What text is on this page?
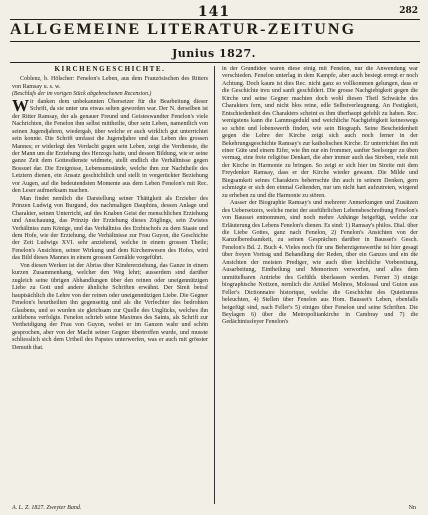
141	282
ALLGEMEINE LITERATUR-ZEITUNG
Junius 1827.
KIRCHENGESCHICHTE.

Coblenz, b. Hölscher: Fenelon's Leben, aus dem Französischen des Ritters von Ramsay u. s. w.

(Beschlufs der im vorigen Stück abgebrochenen Recension.)

Wir danken dem unbekannten Übersetzer für die Bearbeitung dieser Schrift, da sie unter uns etwas selten geworden war. Der N. derselben ist der Ritter Ramsay, der als genauer Freund und Geisteswandter Fenelon's viele Nachrichten, die Fenelon ihm selbst mittheilte, über sein Leben, namentlich von seinen Jugendjahren, wiedergab, über welche er auch wirklich gut unterrichtet sein konnte. Die Schrift umfasst die Jugendjahre und das Leben des grossen Mannes; er widerlegt den Verdacht gegen sein Leben, zeigt die Verdienste, die der Mann um die Erziehung des Herzogs hatte, und dessen Bildung, wie er seine ganze Zeit dem Gottesdienste widmete, stellt endlich die Verhältnisse gegen Bossuet dar. Die Ereignisse, Lebensumstände, welche ihm zur Nachtheile des Letztern dienen, ein Ansatz geschichtlich und stellt in vorgerückter Beziehung vor Augen, auf die bedeutendsten Momente aus dem Leben Fenelon's mit Rec. den Leser aufmerksam machen.

Man findet nemlich die Darstellung seiner Thätigkeit als Erzieher des Prinzen Ludwig von Burgund, des nachmaligen Dauphins, dessen Anlage und Charakter, seinen Unterricht, auf des Knaben Geist der menschlichen Erziehung und Anschauung, das Prinzip der Erziehung dieses Zöglings, sein Zwistes Verhältniss zum Könige, und das Verhältniss des Erzbischofs zu dem Staate und dem Hofe, wie der Erziehung, die Verhältnisse zur Frau Guyon, die Geschichte der Zeit Ludwigs XVI. sehr anziehend, welche in einem grossen Theile; Fenelon's Ansichten, seiner Wirkung und dem Kirchenwesen des Hofes, wird das Bild dieses Mannes in einem grossen Gemälde vorgeführt.

Von diesen Werken ist der Abriss über Kindererziehung, das Ganze in einem kurzen Zusammenhang, welcher den Weg lehrt; ausserdem sind darüber zugleich seine übrigen Abhandlungen über den reinen oder uneigennützigen Liebe zu Gott und andere ähnliche Schriften erwähnt. Der Streit betraf hauptsächlich die Lehre von der reinen oder uneigennützigen Liebe. Die Gegner Fenelon's beurtheilten ihn gegenseitig und als die Verfechter des bedrohten Glaubens, und so wurden sie gleichsam zur Quelle des Unglücks, welches ihn zeitlebens verfolgte. Fenelon schrieb seine Maximes des Saints, als Schrift zur Vertheidigung der Frau von Guyon, wobei er im Ganzen wahr und schön gesprochen, aber von der Macht seiner Gegner übertroffen wurde, und musste schliesslich sich dem Urtheil des Papstes unterwerfen, was er auch mit grösster Demuth that.

in der Grundidee waren diese einig mit Fenelon, nur die Anwendung war verschieden. Fenelon unterlag in dem Kampfe, aber auch besiegt erregt er noch Achtung. Doch kaum ist dies Rec. nicht ganz so vollkommen gelungen, dass er die Geschichte treu und sanft geschildert. Die grosse Nachgiebigkeit gegen die Kirche und seine Gegner machten doch wohl diesen Theil Schwäche des Charakters fern, und nicht blos reine, edle Selbstverleugnung. An Festigkeit, Entschiedenheit des Charakters scheint es ihm überhaupt gefehlt zu haben. Rec. wenigstens kann die Lammsgeduld und weichliche Nachgiebigkeit keineswegs so schön und lobenswerth finden, wie sein Biograph. Seine Bescheidenheit gegen die Lehre der Kirche zeigt sich auch noch ferner in der Bekehrungsgeschichte Ramsay's zur katholischen Kirche. Er unterrichtet ihn mit einer Güte und einem Eifer, wie ihn nur ein frommer, sanfter Seelsorger zu üben vermag, eine freie religiöse Denkart, die aber immer auch das Streben, viele mit der Kirche in Harmonie zu bringen. So zeigt er sich hier im Streite mit dem Freydenker Ramsay, dass er der Kirche wieder gewann. Die Milde und Biegsamkeit seines Charakters beherrschte ihn auch in seinem Denken, gern schmiegte er sich den einmal Geltenden, nur um nicht hart aufzutreten, wirgend zu erheben zu und die Harmonie zu stören.

Ausser der Biographie Ramsay's und mehrerer Anmerkungen und Zusätzen des Uebersetzers, welche meist der ausführlichen Lebensbeschreibung Fenelon's von Bausset entnommen, sind noch mehre Anhänge beigefügt, welche zur Erläuterung des Lebens Fenelon's dienen. Es sind: 1) Ramsay's philos. Dial. über die Liebe Gottes, ganz nach Fenelon, 2) Fenelon's Ansichten von der Kanzelberedsamkeit, zu seinen Gesprächen darüber in Bausset's Gesch. Fenelon's Bd. 2. Buch 4. Vieles noch für uns Beherzigenswerthe ist hier gesagt über freyen Vortrag und Behandlung der Reden, über ein Ganzes und ein die Ansichten der meisten Prediger, wie auch über kirchliche Vorbereitung, Ausarbeitung, Eintheilung und Memoriren verworfen, und alles dem unmittelbaren Antriebe des Gefühls überlassen werden. Ferner 3) einige biographische Notizen, nemlich die Artikel Molinos, Molossal und Guion aus Feller's Dictionnaire historique, welche die Geschichte des Quietismus beleuchten, 4) Stellen über Fenelon aus Hom. Bausset's Leben, ebenfalls beigefügt sind, nach Feller's 5) einiges über Fenelon und seine Schriften. Die Beylagen 6) über die Metropolitankirche in Cambray und 7) die Gedächtnissfeyer Fenelon's

A. L. Z. 1827. Zweyter Band.	Nn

+--

### WHAT IS NEEDED
Return the material word for word. Pictures are not part of the copy.

### TASK OUTPUT
What text is on this page?
141	282
ALLGEMEINE LITERATUR-ZEITUNG
Junius 1827.
KIRCHENGESCHICHTE.

Coblenz, b. Hölscher: Fenelon's Leben, aus dem Französischen des Ritters von Ramsay u. s. w.

(Beschlufs der im vorigen Stück abgebrochenen Recension.)

Wir danken dem unbekannten Übersetzer für die Bearbeitung dieser Schrift, da sie unter uns etwas selten geworden war. Der N. derselben ist der Ritter Ramsay, der als genauer Freund und Geisteswandter Fenelon's viele Nachrichten, die Fenelon ihm selbst mittheilte, über sein Leben, namentlich von seinen Jugendjahren, wiedergab, über welche er auch wirklich gut unterrichtet sein konnte. Die Schrift umfasst die Jugendjahre und das Leben des grossen Mannes; er widerlegt den Verdacht gegen sein Leben, zeigt die Verdienste, die der Mann um die Erziehung des Herzogs hatte, und dessen Bildung, wie er seine ganze Zeit dem Gottesdienste widmete, stellt endlich die Verhältnisse gegen Bossuet dar. Die Ereignisse, Lebensumstände, welche ihm zur Nachtheile des Letztern dienen, ein Ansatz geschichtlich und stellt in vorgerückter Beziehung vor Augen, auf die bedeutendsten Momente aus dem Leben Fenelon's mit Rec. den Leser aufmerksam machen.

Man findet nemlich die Darstellung seiner Thätigkeit als Erzieher des Prinzen Ludwig von Burgund, des nachmaligen Dauphins, dessen Anlage und Charakter, seinen Unterricht, auf des Knaben Geist der menschlichen Erziehung und Anschauung, das Prinzip der Erziehung dieses Zöglings, sein Zwistes Verhältniss zum Könige, und das Verhältniss des Erzbischofs zu dem Staate und dem Hofe, wie der Erziehung, die Verhältnisse zur Frau Guyon, die Geschichte der Zeit Ludwigs XVI. sehr anziehend, welche in einem grossen Theile; Fenelon's Ansichten, seiner Wirkung und dem Kirchenwesen des Hofes, wird das Bild dieses Mannes in einem grossen Gemälde vorgeführt.

Von diesen Werken ist der Abriss über Kindererziehung, das Ganze in einem kurzen Zusammenhang, welcher den Weg lehrt; ausserdem sind darüber zugleich seine übrigen Abhandlungen über den reinen oder uneigennützigen Liebe zu Gott und andere ähnliche Schriften erwähnt. Der Streit betraf hauptsächlich die Lehre von der reinen oder uneigennützigen Liebe. Die Gegner Fenelon's beurtheilten ihn gegenseitig und als die Verfechter des bedrohten Glaubens, und so wurden sie gleichsam zur Quelle des Unglücks, welches ihn zeitlebens verfolgte. Fenelon schrieb seine Maximes des Saints, als Schrift zur Vertheidigung der Frau von Guyon, wobei er im Ganzen wahr und schön gesprochen, aber von der Macht seiner Gegner übertroffen wurde, und musste schliesslich sich dem Urtheil des Papstes unterwerfen, was er auch mit grösster Demuth that.

in der Grundidee waren diese einig mit Fenelon, nur die Anwendung war verschieden. Fenelon unterlag in dem Kampfe, aber auch besiegt erregt er noch Achtung. Doch kaum ist dies Rec. nicht ganz so vollkommen gelungen, dass er die Geschichte treu und sanft geschildert. Die grosse Nachgiebigkeit gegen die Kirche und seine Gegner machten doch wohl diesen Theil Schwäche des Charakters fern, und nicht blos reine, edle Selbstverleugnung. An Festigkeit, Entschiedenheit des Charakters scheint es ihm überhaupt gefehlt zu haben. Rec. wenigstens kann die Lammsgeduld und weichliche Nachgiebigkeit keineswegs so schön und lobenswerth finden, wie sein Biograph. Seine Bescheidenheit gegen die Lehre der Kirche zeigt sich auch noch ferner in der Bekehrungsgeschichte Ramsay's zur katholischen Kirche. Er unterrichtet ihn mit einer Güte und einem Eifer, wie ihn nur ein frommer, sanfter Seelsorger zu üben vermag, eine freie religiöse Denkart, die aber immer auch das Streben, viele mit der Kirche in Harmonie zu bringen. So zeigt er sich hier im Streite mit dem Freydenker Ramsay, dass er der Kirche wieder gewann. Die Milde und Biegsamkeit seines Charakters beherrschte ihn auch in seinem Denken, gern schmiegte er sich den einmal Geltenden, nur um nicht hart aufzutreten, wirgend zu erheben zu und die Harmonie zu stören.

Ausser der Biographie Ramsay's und mehrerer Anmerkungen und Zusätzen des Uebersetzers, welche meist der ausführlichen Lebensbeschreibung Fenelon's von Bausset entnommen, sind noch mehre Anhänge beigefügt, welche zur Erläuterung des Lebens Fenelon's dienen. Es sind: 1) Ramsay's philos. Dial. über die Liebe Gottes, ganz nach Fenelon, 2) Fenelon's Ansichten von der Kanzelberedsamkeit, zu seinen Gesprächen darüber in Bausset's Gesch. Fenelon's Bd. 2. Buch 4. Vieles noch für uns Beherzigenswerthe ist hier gesagt über freyen Vortrag und Behandlung der Reden, über ein Ganzes und ein die Ansichten der meisten Prediger, wie auch über kirchliche Vorbereitung, Ausarbeitung, Eintheilung und Memoriren verworfen, und alles dem unmittelbaren Antriebe des Gefühls überlassen werden. Ferner 3) einige biographische Notizen, nemlich die Artikel Molinos, Molossal und Guion aus Feller's Dictionnaire historique, welche die Geschichte des Quietismus beleuchten, 4) Stellen über Fenelon aus Hom. Bausset's Leben, ebenfalls beigefügt sind, nach Feller's 5) einiges über Fenelon und seine Schriften. Die Beylagen 6) über die Metropolitankirche in Cambray und 7) die Gedächtnissfeyer Fenelon's

A. L. Z. 1827. Zweyter Band.	Nn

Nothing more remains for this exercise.